OBJECTIVE:
Each entry below is to be written out exactly, and the pictures are to be left out.

■ ■ ■ ■ ■ ■ ■

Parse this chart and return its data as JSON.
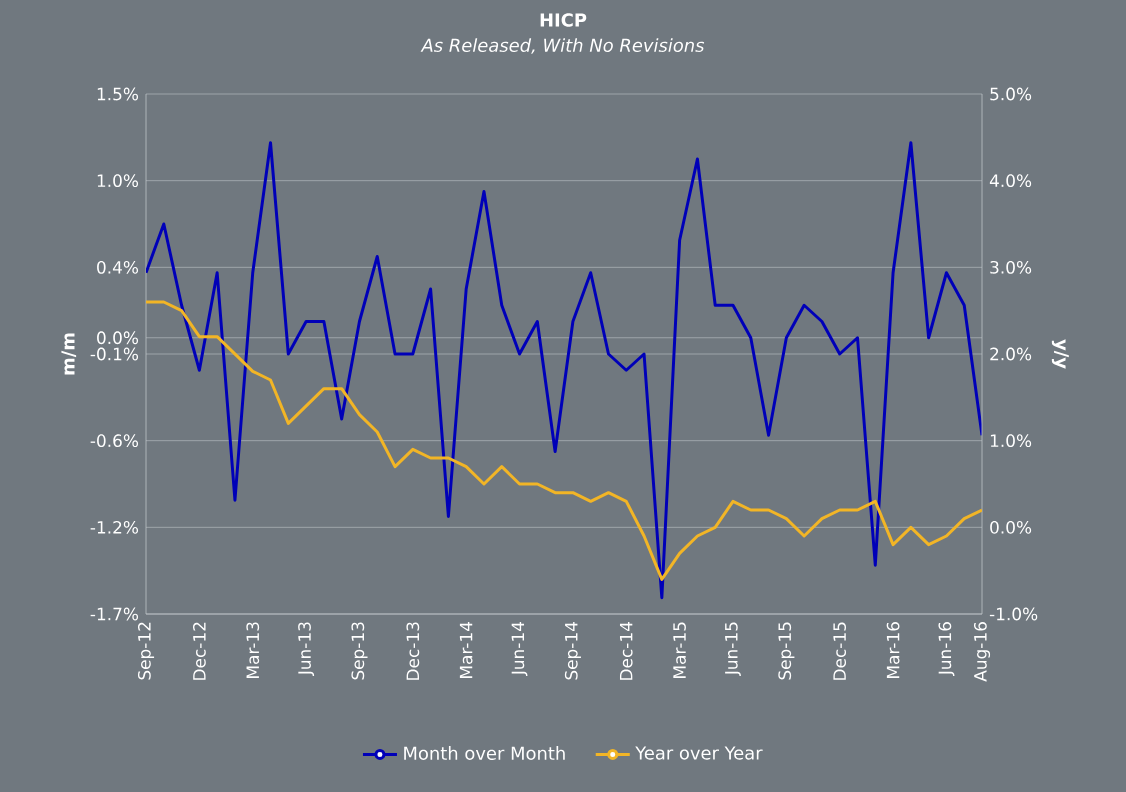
{
  "chart_data": {
    "type": "line",
    "title": "HICP",
    "subtitle": "As Released, With No Revisions",
    "ylabel": "m/m",
    "y2label": "y/y",
    "categories": [
      "Sep-12",
      null,
      null,
      "Dec-12",
      null,
      null,
      "Mar-13",
      null,
      null,
      "Jun-13",
      null,
      null,
      "Sep-13",
      null,
      null,
      "Dec-13",
      null,
      null,
      "Mar-14",
      null,
      null,
      "Jun-14",
      null,
      null,
      "Sep-14",
      null,
      null,
      "Dec-14",
      null,
      null,
      "Mar-15",
      null,
      null,
      "Jun-15",
      null,
      null,
      "Sep-15",
      null,
      null,
      "Dec-15",
      null,
      null,
      "Mar-16",
      null,
      null,
      "Jun-16",
      null,
      "Aug-16"
    ],
    "series": [
      {
        "name": "Month over Month",
        "color": "#0000b8",
        "values": [
          0.4,
          0.7,
          0.2,
          -0.2,
          0.4,
          -1.0,
          0.4,
          1.2,
          -0.1,
          0.1,
          0.1,
          -0.5,
          0.1,
          0.5,
          -0.1,
          -0.1,
          0.3,
          -1.1,
          0.3,
          0.9,
          0.2,
          -0.1,
          0.1,
          -0.7,
          0.1,
          0.4,
          -0.1,
          -0.2,
          -0.1,
          -1.6,
          0.6,
          1.1,
          0.2,
          0.2,
          0.0,
          -0.6,
          0.0,
          0.2,
          0.1,
          -0.1,
          0.0,
          -1.4,
          0.4,
          1.2,
          0.0,
          0.4,
          0.2,
          -0.6
        ]
      },
      {
        "name": "Year over Year",
        "color": "#f2b526",
        "axis": "y2",
        "values": [
          2.6,
          2.6,
          2.5,
          2.2,
          2.2,
          2.0,
          1.8,
          1.7,
          1.2,
          1.4,
          1.6,
          1.6,
          1.3,
          1.1,
          0.7,
          0.9,
          0.8,
          0.8,
          0.7,
          0.5,
          0.7,
          0.5,
          0.5,
          0.4,
          0.4,
          0.3,
          0.4,
          0.3,
          -0.1,
          -0.6,
          -0.3,
          -0.1,
          0.0,
          0.3,
          0.2,
          0.2,
          0.1,
          -0.1,
          0.1,
          0.2,
          0.2,
          0.3,
          -0.2,
          0.0,
          -0.2,
          -0.1,
          0.1,
          0.2
        ]
      }
    ],
    "ylim": [
      -1.7,
      1.5
    ],
    "yticks": [
      {
        "value": -1.7,
        "label": "-1.7%"
      },
      {
        "value": -1.1667,
        "label": "-1.2%"
      },
      {
        "value": -0.6333,
        "label": "-0.6%"
      },
      {
        "value": -0.1,
        "label": "-0.1%"
      },
      {
        "value": 0.0,
        "label": "0.0%"
      },
      {
        "value": 0.4333,
        "label": "0.4%"
      },
      {
        "value": 0.9667,
        "label": "1.0%"
      },
      {
        "value": 1.5,
        "label": "1.5%"
      }
    ],
    "y2lim": [
      -1.0,
      5.0
    ],
    "y2ticks": [
      {
        "value": -1.0,
        "label": "-1.0%"
      },
      {
        "value": 0.0,
        "label": "0.0%"
      },
      {
        "value": 1.0,
        "label": "1.0%"
      },
      {
        "value": 2.0,
        "label": "2.0%"
      },
      {
        "value": 3.0,
        "label": "3.0%"
      },
      {
        "value": 4.0,
        "label": "4.0%"
      },
      {
        "value": 5.0,
        "label": "5.0%"
      }
    ],
    "grid": "y",
    "legend": "bottom"
  }
}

■ ■ ■ ■ ■ ■ ■

CORRECT RESULT:
Parse this chart and return its data as JSON.
{
  "chart_data": {
    "type": "line",
    "title": "HICP",
    "subtitle": "As Released, With No Revisions",
    "ylabel": "m/m",
    "y2label": "y/y",
    "categories": [
      "Sep-12",
      null,
      null,
      "Dec-12",
      null,
      null,
      "Mar-13",
      null,
      null,
      "Jun-13",
      null,
      null,
      "Sep-13",
      null,
      null,
      "Dec-13",
      null,
      null,
      "Mar-14",
      null,
      null,
      "Jun-14",
      null,
      null,
      "Sep-14",
      null,
      null,
      "Dec-14",
      null,
      null,
      "Mar-15",
      null,
      null,
      "Jun-15",
      null,
      null,
      "Sep-15",
      null,
      null,
      "Dec-15",
      null,
      null,
      "Mar-16",
      null,
      null,
      "Jun-16",
      null,
      "Aug-16"
    ],
    "series": [
      {
        "name": "Month over Month",
        "color": "#0000b8",
        "values": [
          0.4,
          0.7,
          0.2,
          -0.2,
          0.4,
          -1.0,
          0.4,
          1.2,
          -0.1,
          0.1,
          0.1,
          -0.5,
          0.1,
          0.5,
          -0.1,
          -0.1,
          0.3,
          -1.1,
          0.3,
          0.9,
          0.2,
          -0.1,
          0.1,
          -0.7,
          0.1,
          0.4,
          -0.1,
          -0.2,
          -0.1,
          -1.6,
          0.6,
          1.1,
          0.2,
          0.2,
          0.0,
          -0.6,
          0.0,
          0.2,
          0.1,
          -0.1,
          0.0,
          -1.4,
          0.4,
          1.2,
          0.0,
          0.4,
          0.2,
          -0.6
        ]
      },
      {
        "name": "Year over Year",
        "color": "#f2b526",
        "axis": "y2",
        "values": [
          2.6,
          2.6,
          2.5,
          2.2,
          2.2,
          2.0,
          1.8,
          1.7,
          1.2,
          1.4,
          1.6,
          1.6,
          1.3,
          1.1,
          0.7,
          0.9,
          0.8,
          0.8,
          0.7,
          0.5,
          0.7,
          0.5,
          0.5,
          0.4,
          0.4,
          0.3,
          0.4,
          0.3,
          -0.1,
          -0.6,
          -0.3,
          -0.1,
          0.0,
          0.3,
          0.2,
          0.2,
          0.1,
          -0.1,
          0.1,
          0.2,
          0.2,
          0.3,
          -0.2,
          0.0,
          -0.2,
          -0.1,
          0.1,
          0.2
        ]
      }
    ],
    "ylim": [
      -1.7,
      1.5
    ],
    "yticks": [
      {
        "value": -1.7,
        "label": "-1.7%"
      },
      {
        "value": -1.1667,
        "label": "-1.2%"
      },
      {
        "value": -0.6333,
        "label": "-0.6%"
      },
      {
        "value": -0.1,
        "label": "-0.1%"
      },
      {
        "value": 0.0,
        "label": "0.0%"
      },
      {
        "value": 0.4333,
        "label": "0.4%"
      },
      {
        "value": 0.9667,
        "label": "1.0%"
      },
      {
        "value": 1.5,
        "label": "1.5%"
      }
    ],
    "y2lim": [
      -1.0,
      5.0
    ],
    "y2ticks": [
      {
        "value": -1.0,
        "label": "-1.0%"
      },
      {
        "value": 0.0,
        "label": "0.0%"
      },
      {
        "value": 1.0,
        "label": "1.0%"
      },
      {
        "value": 2.0,
        "label": "2.0%"
      },
      {
        "value": 3.0,
        "label": "3.0%"
      },
      {
        "value": 4.0,
        "label": "4.0%"
      },
      {
        "value": 5.0,
        "label": "5.0%"
      }
    ],
    "grid": "y",
    "legend": "bottom"
  }
}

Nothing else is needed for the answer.